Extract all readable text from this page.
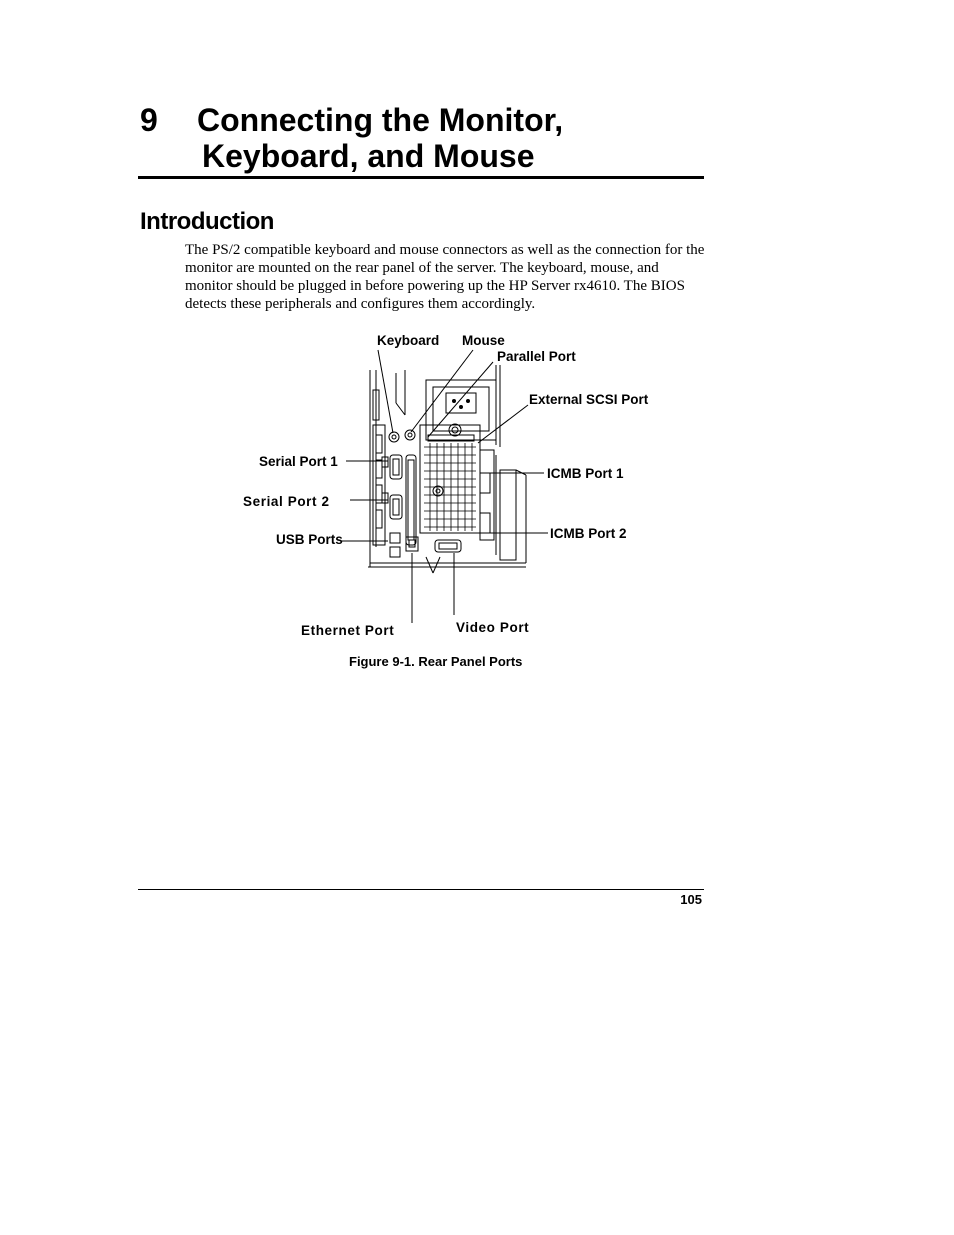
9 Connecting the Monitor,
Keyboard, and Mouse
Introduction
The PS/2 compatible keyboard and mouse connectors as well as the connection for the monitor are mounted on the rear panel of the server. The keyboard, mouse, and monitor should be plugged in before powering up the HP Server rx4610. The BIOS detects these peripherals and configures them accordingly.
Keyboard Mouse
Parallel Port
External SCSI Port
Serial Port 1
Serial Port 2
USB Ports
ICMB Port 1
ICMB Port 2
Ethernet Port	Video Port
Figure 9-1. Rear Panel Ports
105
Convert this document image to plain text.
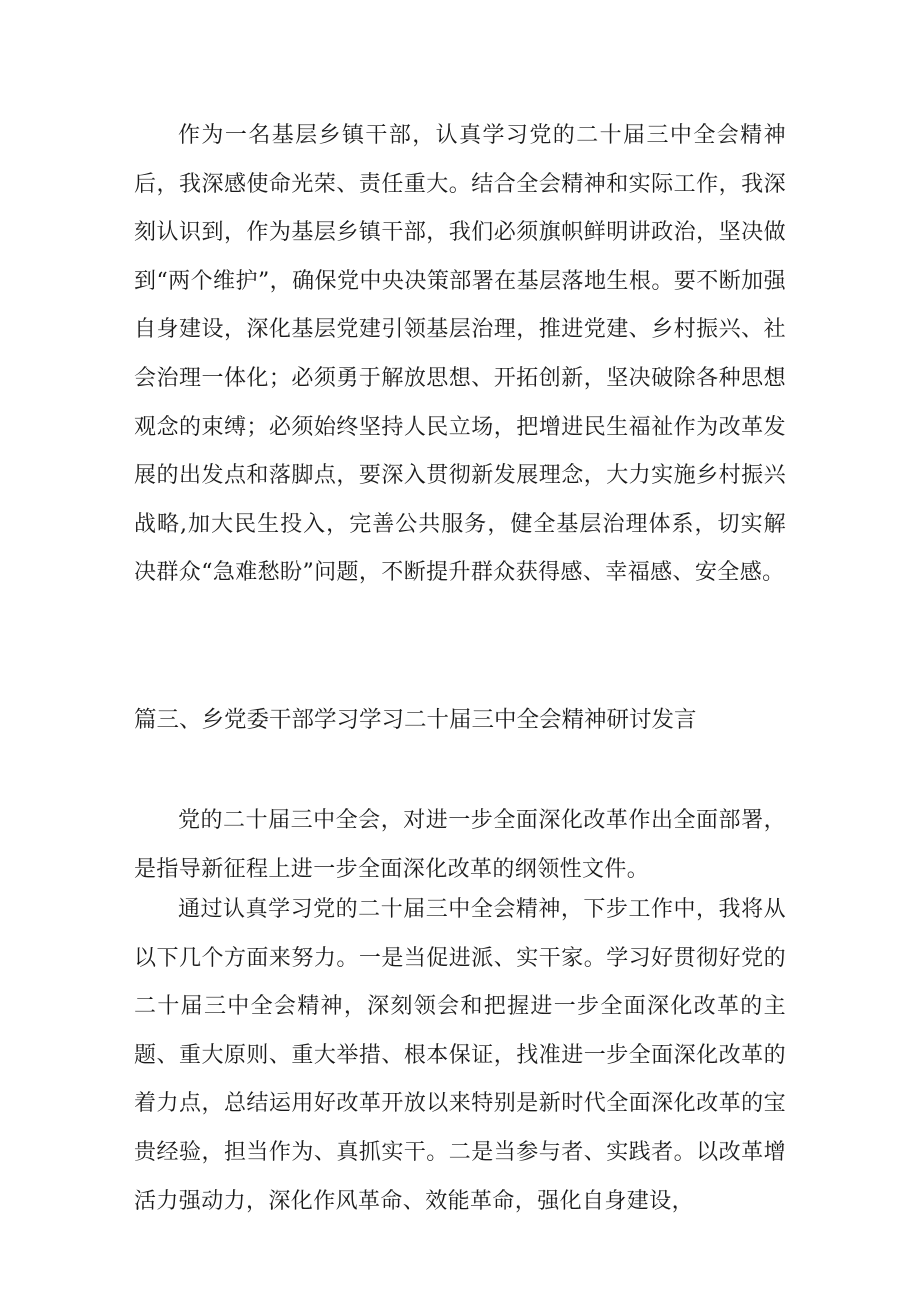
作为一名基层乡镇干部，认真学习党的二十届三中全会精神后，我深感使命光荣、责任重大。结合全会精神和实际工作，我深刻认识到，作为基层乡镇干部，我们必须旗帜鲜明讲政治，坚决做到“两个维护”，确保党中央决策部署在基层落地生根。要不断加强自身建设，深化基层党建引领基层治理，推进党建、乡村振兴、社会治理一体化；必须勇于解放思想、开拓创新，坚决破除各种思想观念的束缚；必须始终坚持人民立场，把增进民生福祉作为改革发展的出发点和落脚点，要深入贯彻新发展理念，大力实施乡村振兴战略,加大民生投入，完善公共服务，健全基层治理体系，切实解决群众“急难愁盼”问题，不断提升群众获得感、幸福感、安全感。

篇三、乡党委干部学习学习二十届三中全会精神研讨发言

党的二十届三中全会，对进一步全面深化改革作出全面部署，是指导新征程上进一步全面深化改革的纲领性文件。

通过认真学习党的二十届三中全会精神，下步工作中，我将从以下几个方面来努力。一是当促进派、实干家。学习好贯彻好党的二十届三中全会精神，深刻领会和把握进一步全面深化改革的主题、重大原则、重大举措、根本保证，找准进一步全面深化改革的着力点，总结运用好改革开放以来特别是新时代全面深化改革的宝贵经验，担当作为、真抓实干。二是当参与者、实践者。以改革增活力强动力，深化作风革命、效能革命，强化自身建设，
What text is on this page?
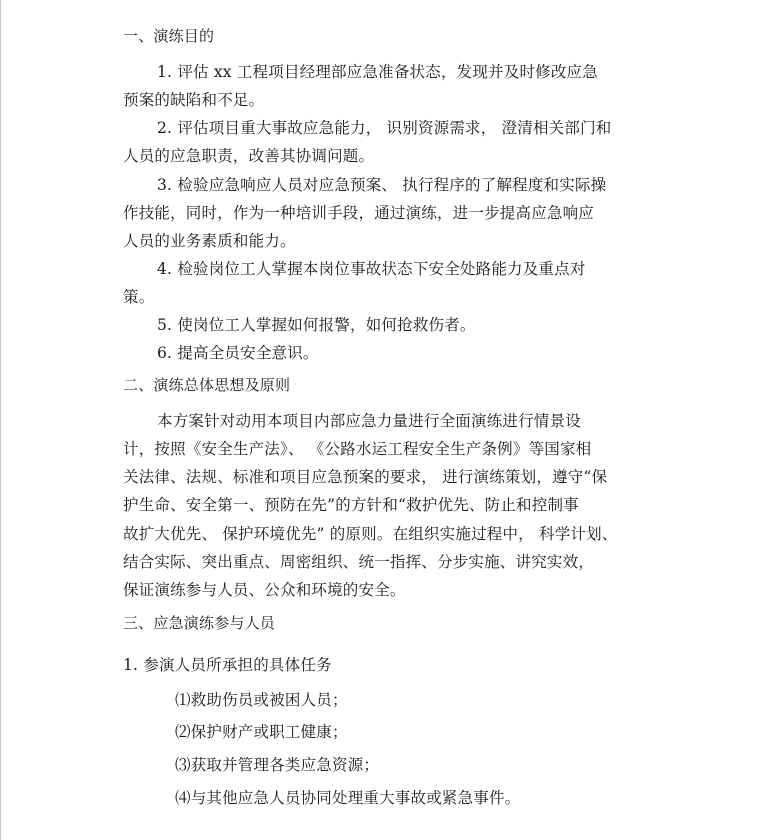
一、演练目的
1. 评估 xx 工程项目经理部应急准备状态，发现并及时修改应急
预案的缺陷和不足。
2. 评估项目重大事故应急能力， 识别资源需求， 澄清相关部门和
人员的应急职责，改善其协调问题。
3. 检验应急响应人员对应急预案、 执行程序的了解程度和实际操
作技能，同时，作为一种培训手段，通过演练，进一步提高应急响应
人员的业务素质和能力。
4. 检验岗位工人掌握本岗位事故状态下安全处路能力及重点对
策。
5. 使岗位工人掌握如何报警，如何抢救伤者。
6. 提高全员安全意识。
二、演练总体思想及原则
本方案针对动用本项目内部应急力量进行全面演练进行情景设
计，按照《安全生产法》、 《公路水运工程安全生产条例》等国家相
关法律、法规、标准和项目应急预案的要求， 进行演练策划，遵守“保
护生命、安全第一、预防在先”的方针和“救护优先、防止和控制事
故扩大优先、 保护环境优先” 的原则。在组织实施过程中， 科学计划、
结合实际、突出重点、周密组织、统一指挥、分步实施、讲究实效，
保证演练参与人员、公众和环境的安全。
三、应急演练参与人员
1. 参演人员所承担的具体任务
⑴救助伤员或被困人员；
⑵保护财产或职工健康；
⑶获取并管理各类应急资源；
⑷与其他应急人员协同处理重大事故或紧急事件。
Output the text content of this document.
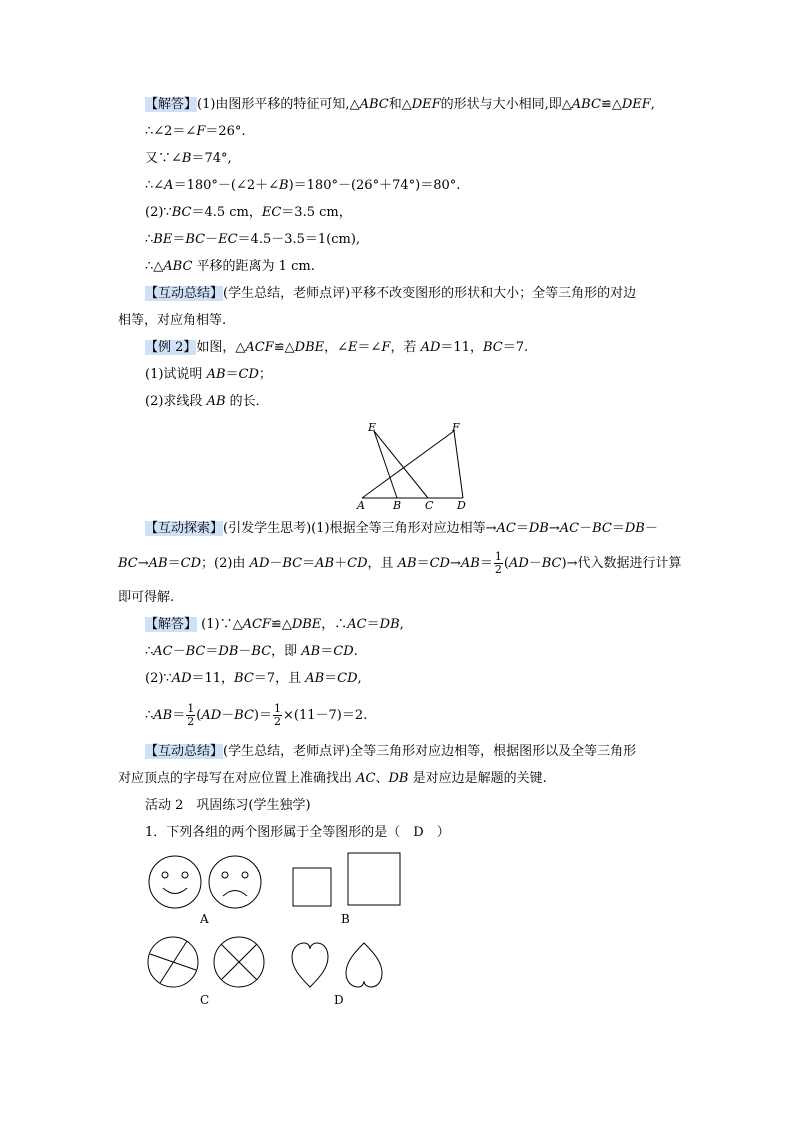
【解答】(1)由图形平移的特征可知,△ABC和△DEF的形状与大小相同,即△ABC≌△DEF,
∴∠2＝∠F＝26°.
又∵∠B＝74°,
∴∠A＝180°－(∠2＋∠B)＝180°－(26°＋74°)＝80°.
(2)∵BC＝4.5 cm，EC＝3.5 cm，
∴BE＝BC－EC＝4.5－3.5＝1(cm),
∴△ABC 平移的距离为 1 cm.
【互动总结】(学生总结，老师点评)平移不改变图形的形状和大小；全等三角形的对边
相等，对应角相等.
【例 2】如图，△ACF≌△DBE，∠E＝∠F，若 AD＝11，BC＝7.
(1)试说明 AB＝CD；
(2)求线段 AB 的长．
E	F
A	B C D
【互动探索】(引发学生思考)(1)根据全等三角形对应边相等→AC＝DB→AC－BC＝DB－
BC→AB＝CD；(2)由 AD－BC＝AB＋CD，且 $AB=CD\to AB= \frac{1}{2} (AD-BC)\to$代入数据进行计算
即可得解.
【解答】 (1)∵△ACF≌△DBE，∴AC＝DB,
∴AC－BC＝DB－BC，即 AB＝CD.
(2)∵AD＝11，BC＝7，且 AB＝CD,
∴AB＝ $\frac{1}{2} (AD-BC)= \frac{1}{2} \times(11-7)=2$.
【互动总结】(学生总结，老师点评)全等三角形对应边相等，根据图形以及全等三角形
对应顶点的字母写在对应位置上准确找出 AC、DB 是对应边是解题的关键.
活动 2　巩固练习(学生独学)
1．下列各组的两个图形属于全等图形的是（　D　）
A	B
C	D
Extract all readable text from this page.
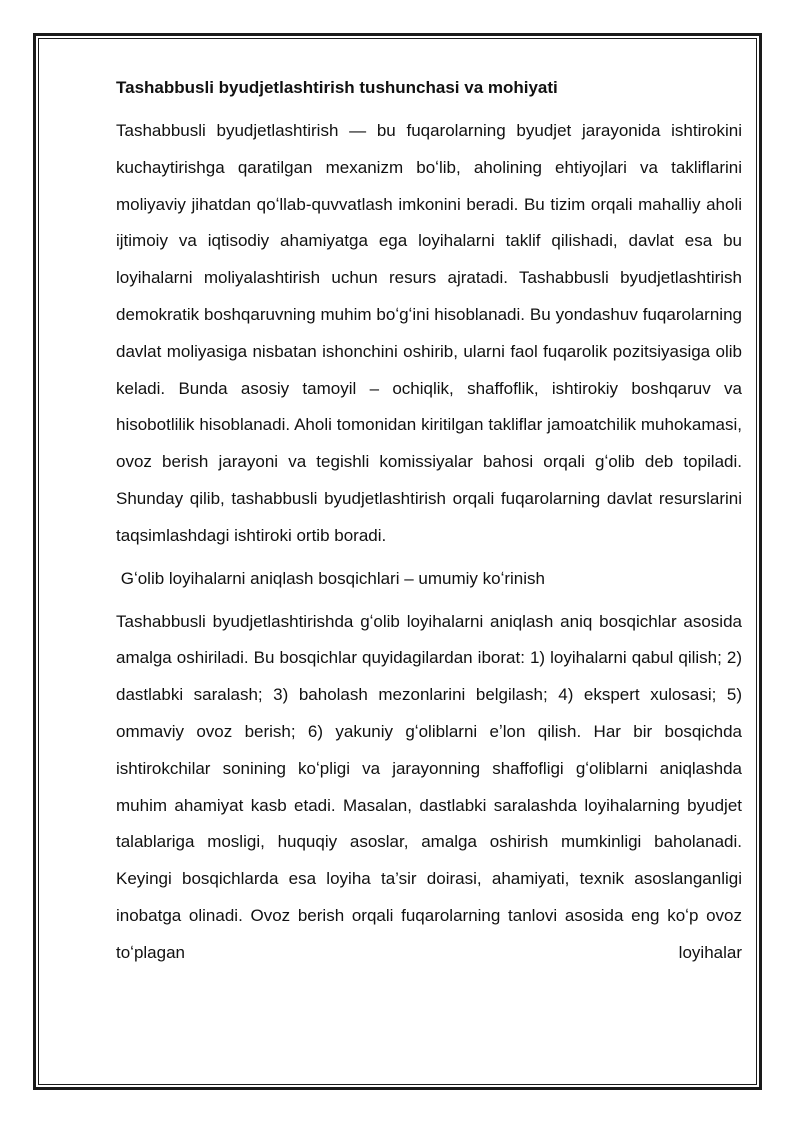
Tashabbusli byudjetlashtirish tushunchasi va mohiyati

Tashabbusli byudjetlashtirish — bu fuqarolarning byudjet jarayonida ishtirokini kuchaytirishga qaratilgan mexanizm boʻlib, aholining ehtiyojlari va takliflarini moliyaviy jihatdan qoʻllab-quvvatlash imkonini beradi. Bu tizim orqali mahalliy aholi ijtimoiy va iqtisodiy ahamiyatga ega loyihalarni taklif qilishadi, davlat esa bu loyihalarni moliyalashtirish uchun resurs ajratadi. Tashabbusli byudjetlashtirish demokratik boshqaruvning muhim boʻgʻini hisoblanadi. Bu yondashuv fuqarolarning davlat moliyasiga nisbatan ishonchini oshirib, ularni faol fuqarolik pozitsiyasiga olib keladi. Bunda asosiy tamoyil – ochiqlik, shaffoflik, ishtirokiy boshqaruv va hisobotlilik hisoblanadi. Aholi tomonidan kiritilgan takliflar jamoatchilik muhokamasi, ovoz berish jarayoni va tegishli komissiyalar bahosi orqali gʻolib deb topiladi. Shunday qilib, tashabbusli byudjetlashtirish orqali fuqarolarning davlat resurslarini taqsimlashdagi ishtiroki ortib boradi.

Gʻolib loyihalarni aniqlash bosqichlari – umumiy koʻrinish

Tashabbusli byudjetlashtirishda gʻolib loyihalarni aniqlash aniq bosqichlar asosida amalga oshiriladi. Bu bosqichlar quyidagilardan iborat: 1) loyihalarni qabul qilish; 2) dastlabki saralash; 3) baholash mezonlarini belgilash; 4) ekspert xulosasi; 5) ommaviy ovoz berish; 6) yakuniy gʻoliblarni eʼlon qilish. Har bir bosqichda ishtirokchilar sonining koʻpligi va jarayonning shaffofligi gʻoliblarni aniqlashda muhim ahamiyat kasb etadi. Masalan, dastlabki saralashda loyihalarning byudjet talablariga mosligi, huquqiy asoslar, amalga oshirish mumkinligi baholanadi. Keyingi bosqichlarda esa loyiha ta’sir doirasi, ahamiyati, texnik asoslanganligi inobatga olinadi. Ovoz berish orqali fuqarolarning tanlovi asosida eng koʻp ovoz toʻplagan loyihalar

□ □ □

Copy every record character for character. Skip the pictures.

### Task result
Extract all readable text from this page.
9 Connecting the Monitor,
Keyboard, and Mouse
Introduction
The PS/2 compatible keyboard and mouse connectors as well as the connection for the monitor are mounted on the rear panel of the server. The keyboard, mouse, and monitor should be plugged in before powering up the HP Server rx4610. The BIOS detects these peripherals and configures them accordingly.
Keyboard Mouse
Parallel Port
External SCSI Port
Serial Port 1
Serial Port 2
USB Ports
ICMB Port 1
ICMB Port 2
Ethernet Port	Video Port
Figure 9-1. Rear Panel Ports
105
Convert this document image to plain text.
作为一名基层乡镇干部，认真学习党的二十届三中全会精神后，我深感使命光荣、责任重大。结合全会精神和实际工作，我深刻认识到，作为基层乡镇干部，我们必须旗帜鲜明讲政治，坚决做到“两个维护”，确保党中央决策部署在基层落地生根。要不断加强自身建设，深化基层党建引领基层治理，推进党建、乡村振兴、社会治理一体化；必须勇于解放思想、开拓创新，坚决破除各种思想观念的束缚；必须始终坚持人民立场，把增进民生福祉作为改革发展的出发点和落脚点，要深入贯彻新发展理念，大力实施乡村振兴战略,加大民生投入，完善公共服务，健全基层治理体系，切实解决群众“急难愁盼”问题，不断提升群众获得感、幸福感、安全感。

篇三、乡党委干部学习学习二十届三中全会精神研讨发言

党的二十届三中全会，对进一步全面深化改革作出全面部署，是指导新征程上进一步全面深化改革的纲领性文件。

通过认真学习党的二十届三中全会精神，下步工作中，我将从以下几个方面来努力。一是当促进派、实干家。学习好贯彻好党的二十届三中全会精神，深刻领会和把握进一步全面深化改革的主题、重大原则、重大举措、根本保证，找准进一步全面深化改革的着力点，总结运用好改革开放以来特别是新时代全面深化改革的宝贵经验，担当作为、真抓实干。二是当参与者、实践者。以改革增活力强动力，深化作风革命、效能革命，强化自身建设，
What text is on this page?
一、演练目的
1. 评估 xx 工程项目经理部应急准备状态，发现并及时修改应急
预案的缺陷和不足。
2. 评估项目重大事故应急能力， 识别资源需求， 澄清相关部门和
人员的应急职责，改善其协调问题。
3. 检验应急响应人员对应急预案、 执行程序的了解程度和实际操
作技能，同时，作为一种培训手段，通过演练，进一步提高应急响应
人员的业务素质和能力。
4. 检验岗位工人掌握本岗位事故状态下安全处路能力及重点对
策。
5. 使岗位工人掌握如何报警，如何抢救伤者。
6. 提高全员安全意识。
二、演练总体思想及原则
本方案针对动用本项目内部应急力量进行全面演练进行情景设
计，按照《安全生产法》、 《公路水运工程安全生产条例》等国家相
关法律、法规、标准和项目应急预案的要求， 进行演练策划，遵守“保
护生命、安全第一、预防在先”的方针和“救护优先、防止和控制事
故扩大优先、 保护环境优先” 的原则。在组织实施过程中， 科学计划、
结合实际、突出重点、周密组织、统一指挥、分步实施、讲究实效，
保证演练参与人员、公众和环境的安全。
三、应急演练参与人员
1. 参演人员所承担的具体任务
⑴救助伤员或被困人员；
⑵保护财产或职工健康；
⑶获取并管理各类应急资源；
⑷与其他应急人员协同处理重大事故或紧急事件。
Output the text content of this document.
【解答】(1)由图形平移的特征可知,△ABC和△DEF的形状与大小相同,即△ABC≌△DEF,
∴∠2＝∠F＝26°.
又∵∠B＝74°,
∴∠A＝180°－(∠2＋∠B)＝180°－(26°＋74°)＝80°.
(2)∵BC＝4.5 cm，EC＝3.5 cm，
∴BE＝BC－EC＝4.5－3.5＝1(cm),
∴△ABC 平移的距离为 1 cm.
【互动总结】(学生总结，老师点评)平移不改变图形的形状和大小；全等三角形的对边
相等，对应角相等.
【例 2】如图，△ACF≌△DBE，∠E＝∠F，若 AD＝11，BC＝7.
(1)试说明 AB＝CD；
(2)求线段 AB 的长．
E	F
A	B C D
【互动探索】(引发学生思考)(1)根据全等三角形对应边相等→AC＝DB→AC－BC＝DB－
BC→AB＝CD；(2)由 AD－BC＝AB＋CD，且 $AB=CD\to AB= \frac{1}{2} (AD-BC)\to$代入数据进行计算
即可得解.
【解答】 (1)∵△ACF≌△DBE，∴AC＝DB,
∴AC－BC＝DB－BC，即 AB＝CD.
(2)∵AD＝11，BC＝7，且 AB＝CD,
∴AB＝ $\frac{1}{2} (AD-BC)= \frac{1}{2} \times(11-7)=2$.
【互动总结】(学生总结，老师点评)全等三角形对应边相等，根据图形以及全等三角形
对应顶点的字母写在对应位置上准确找出 AC、DB 是对应边是解题的关键.
活动 2　巩固练习(学生独学)
1．下列各组的两个图形属于全等图形的是（　D　）
A	B
C	D
Extract all readable text from this page.
Tashabbusli byudjetlashtirish tushunchasi va mohiyati

Tashabbusli byudjetlashtirish — bu fuqarolarning byudjet jarayonida ishtirokini kuchaytirishga qaratilgan mexanizm boʻlib, aholining ehtiyojlari va takliflarini moliyaviy jihatdan qoʻllab-quvvatlash imkonini beradi. Bu tizim orqali mahalliy aholi ijtimoiy va iqtisodiy ahamiyatga ega loyihalarni taklif qilishadi, davlat esa bu loyihalarni moliyalashtirish uchun resurs ajratadi. Tashabbusli byudjetlashtirish demokratik boshqaruvning muhim boʻgʻini hisoblanadi. Bu yondashuv fuqarolarning davlat moliyasiga nisbatan ishonchini oshirib, ularni faol fuqarolik pozitsiyasiga olib keladi. Bunda asosiy tamoyil – ochiqlik, shaffoflik, ishtirokiy boshqaruv va hisobotlilik hisoblanadi. Aholi tomonidan kiritilgan takliflar jamoatchilik muhokamasi, ovoz berish jarayoni va tegishli komissiyalar bahosi orqali gʻolib deb topiladi. Shunday qilib, tashabbusli byudjetlashtirish orqali fuqarolarning davlat resurslarini taqsimlashdagi ishtiroki ortib boradi.

Gʻolib loyihalarni aniqlash bosqichlari – umumiy koʻrinish

Tashabbusli byudjetlashtirishda gʻolib loyihalarni aniqlash aniq bosqichlar asosida amalga oshiriladi. Bu bosqichlar quyidagilardan iborat: 1) loyihalarni qabul qilish; 2) dastlabki saralash; 3) baholash mezonlarini belgilash; 4) ekspert xulosasi; 5) ommaviy ovoz berish; 6) yakuniy gʻoliblarni eʼlon qilish. Har bir bosqichda ishtirokchilar sonining koʻpligi va jarayonning shaffofligi gʻoliblarni aniqlashda muhim ahamiyat kasb etadi. Masalan, dastlabki saralashda loyihalarning byudjet talablariga mosligi, huquqiy asoslar, amalga oshirish mumkinligi baholanadi. Keyingi bosqichlarda esa loyiha ta’sir doirasi, ahamiyati, texnik asoslanganligi inobatga olinadi. Ovoz berish orqali fuqarolarning tanlovi asosida eng koʻp ovoz toʻplagan loyihalar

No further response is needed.